Gathered data entries:
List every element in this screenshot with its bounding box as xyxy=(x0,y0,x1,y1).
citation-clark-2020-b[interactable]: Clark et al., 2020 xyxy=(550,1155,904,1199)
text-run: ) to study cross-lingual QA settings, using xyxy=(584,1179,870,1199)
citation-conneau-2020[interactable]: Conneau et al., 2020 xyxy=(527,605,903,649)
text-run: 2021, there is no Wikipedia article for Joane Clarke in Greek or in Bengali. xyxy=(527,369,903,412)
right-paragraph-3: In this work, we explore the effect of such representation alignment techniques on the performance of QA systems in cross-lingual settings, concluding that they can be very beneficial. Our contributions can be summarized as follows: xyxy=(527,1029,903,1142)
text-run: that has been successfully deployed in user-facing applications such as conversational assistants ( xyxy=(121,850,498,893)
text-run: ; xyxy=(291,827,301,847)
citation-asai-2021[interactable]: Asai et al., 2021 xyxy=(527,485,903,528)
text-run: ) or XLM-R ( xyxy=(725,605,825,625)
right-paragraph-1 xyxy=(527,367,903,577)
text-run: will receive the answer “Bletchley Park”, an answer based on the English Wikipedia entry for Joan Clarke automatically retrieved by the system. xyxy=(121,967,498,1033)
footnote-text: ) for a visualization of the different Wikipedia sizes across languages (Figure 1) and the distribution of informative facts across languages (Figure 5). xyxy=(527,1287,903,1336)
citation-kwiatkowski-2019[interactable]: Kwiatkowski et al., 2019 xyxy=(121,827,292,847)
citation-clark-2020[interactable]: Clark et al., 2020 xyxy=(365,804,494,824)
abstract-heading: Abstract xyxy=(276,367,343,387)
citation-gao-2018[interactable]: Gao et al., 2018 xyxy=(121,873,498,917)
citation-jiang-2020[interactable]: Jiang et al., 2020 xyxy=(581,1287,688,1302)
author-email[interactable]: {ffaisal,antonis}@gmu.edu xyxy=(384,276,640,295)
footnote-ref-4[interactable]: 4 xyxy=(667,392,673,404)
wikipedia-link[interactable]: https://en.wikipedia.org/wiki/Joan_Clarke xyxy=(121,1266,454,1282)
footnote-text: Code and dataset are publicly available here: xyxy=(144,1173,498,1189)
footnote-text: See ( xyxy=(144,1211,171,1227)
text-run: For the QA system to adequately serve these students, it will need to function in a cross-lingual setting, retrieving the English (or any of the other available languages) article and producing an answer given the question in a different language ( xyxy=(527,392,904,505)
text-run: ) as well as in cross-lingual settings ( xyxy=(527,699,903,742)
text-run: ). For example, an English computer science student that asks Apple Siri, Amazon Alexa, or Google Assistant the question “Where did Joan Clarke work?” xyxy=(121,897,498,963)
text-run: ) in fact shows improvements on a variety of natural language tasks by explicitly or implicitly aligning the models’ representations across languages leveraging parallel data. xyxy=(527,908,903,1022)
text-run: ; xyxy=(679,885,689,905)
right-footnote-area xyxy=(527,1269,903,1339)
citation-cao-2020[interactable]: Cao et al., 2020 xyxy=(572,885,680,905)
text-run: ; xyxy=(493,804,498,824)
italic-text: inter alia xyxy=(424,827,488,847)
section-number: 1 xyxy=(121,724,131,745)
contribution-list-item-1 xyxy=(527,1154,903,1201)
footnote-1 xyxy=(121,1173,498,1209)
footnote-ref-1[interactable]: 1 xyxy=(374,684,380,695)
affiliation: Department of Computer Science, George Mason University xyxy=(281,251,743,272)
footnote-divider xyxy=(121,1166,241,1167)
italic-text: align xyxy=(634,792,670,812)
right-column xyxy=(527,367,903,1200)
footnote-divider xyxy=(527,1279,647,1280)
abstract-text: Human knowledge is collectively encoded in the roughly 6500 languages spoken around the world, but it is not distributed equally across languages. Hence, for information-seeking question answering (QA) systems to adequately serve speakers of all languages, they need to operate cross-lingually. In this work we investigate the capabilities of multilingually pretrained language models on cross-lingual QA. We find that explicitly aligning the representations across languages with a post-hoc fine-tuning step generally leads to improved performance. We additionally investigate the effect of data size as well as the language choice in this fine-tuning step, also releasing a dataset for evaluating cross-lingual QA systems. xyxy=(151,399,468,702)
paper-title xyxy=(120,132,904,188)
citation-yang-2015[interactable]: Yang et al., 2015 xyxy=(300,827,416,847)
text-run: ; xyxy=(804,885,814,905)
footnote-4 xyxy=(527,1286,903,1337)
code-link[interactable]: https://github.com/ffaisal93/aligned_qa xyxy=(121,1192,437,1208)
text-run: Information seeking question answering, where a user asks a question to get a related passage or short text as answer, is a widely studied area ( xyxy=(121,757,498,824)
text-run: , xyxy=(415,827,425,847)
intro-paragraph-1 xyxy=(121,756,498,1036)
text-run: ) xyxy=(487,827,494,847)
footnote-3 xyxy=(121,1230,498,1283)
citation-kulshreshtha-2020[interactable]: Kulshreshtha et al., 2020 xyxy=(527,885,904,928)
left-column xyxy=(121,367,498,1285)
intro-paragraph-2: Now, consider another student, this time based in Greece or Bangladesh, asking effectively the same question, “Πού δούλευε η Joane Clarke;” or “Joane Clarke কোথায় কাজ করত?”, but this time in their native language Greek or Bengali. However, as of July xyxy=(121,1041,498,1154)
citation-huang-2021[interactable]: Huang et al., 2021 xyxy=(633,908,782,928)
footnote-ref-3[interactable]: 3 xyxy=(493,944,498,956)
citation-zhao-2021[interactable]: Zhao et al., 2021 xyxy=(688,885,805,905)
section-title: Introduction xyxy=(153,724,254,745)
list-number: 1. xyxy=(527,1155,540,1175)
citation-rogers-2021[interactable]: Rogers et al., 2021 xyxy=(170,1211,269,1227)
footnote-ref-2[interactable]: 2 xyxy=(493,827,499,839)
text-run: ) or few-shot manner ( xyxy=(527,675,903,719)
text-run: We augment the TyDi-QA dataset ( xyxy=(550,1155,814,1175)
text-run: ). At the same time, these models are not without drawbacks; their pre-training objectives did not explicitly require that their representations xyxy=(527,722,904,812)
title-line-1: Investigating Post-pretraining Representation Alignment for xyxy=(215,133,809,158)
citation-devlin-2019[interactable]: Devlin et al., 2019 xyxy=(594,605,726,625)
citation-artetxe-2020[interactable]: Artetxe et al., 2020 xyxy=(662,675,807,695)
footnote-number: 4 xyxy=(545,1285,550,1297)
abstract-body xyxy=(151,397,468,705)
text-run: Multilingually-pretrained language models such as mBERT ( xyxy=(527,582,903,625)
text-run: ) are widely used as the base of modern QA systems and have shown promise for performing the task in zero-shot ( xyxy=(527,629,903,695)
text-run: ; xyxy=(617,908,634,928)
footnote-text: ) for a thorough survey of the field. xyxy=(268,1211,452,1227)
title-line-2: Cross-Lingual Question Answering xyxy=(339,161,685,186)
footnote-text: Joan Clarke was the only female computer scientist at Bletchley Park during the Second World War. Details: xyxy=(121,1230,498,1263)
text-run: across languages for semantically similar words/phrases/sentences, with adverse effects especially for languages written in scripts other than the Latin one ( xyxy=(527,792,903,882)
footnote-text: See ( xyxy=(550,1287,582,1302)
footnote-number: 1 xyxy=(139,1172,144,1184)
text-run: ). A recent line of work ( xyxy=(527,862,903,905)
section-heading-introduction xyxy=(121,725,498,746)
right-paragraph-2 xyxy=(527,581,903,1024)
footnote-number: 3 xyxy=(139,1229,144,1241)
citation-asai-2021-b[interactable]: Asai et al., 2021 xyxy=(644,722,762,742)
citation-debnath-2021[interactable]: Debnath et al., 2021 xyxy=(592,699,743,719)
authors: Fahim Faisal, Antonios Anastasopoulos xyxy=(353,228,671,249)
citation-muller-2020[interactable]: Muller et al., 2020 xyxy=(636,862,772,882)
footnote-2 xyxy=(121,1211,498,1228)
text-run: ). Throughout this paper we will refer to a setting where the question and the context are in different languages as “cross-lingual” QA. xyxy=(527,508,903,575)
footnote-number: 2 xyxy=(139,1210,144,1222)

**INSTRUCTION:** Please copy the records from their start through the line that has "right-paragraph-1 xyxy=(527,367,903,577)", both ends included, and swap "Bengali" for "Swahili", leaving everything else unchanged.

**TASK SOLUTION:**
List every element in this screenshot with its bounding box as xyxy=(x0,y0,x1,y1).
citation-clark-2020-b[interactable]: Clark et al., 2020 xyxy=(550,1155,904,1199)
text-run: ) to study cross-lingual QA settings, using xyxy=(584,1179,870,1199)
citation-conneau-2020[interactable]: Conneau et al., 2020 xyxy=(527,605,903,649)
text-run: 2021, there is no Wikipedia article for Joane Clarke in Greek or in Swahili. xyxy=(527,369,903,412)
right-paragraph-3: In this work, we explore the effect of such representation alignment techniques on the performance of QA systems in cross-lingual settings, concluding that they can be very beneficial. Our contributions can be summarized as follows: xyxy=(527,1029,903,1142)
text-run: that has been successfully deployed in user-facing applications such as conversational assistants ( xyxy=(121,850,498,893)
text-run: ; xyxy=(291,827,301,847)
citation-asai-2021[interactable]: Asai et al., 2021 xyxy=(527,485,903,528)
text-run: ) or XLM-R ( xyxy=(725,605,825,625)
right-paragraph-1 xyxy=(527,367,903,577)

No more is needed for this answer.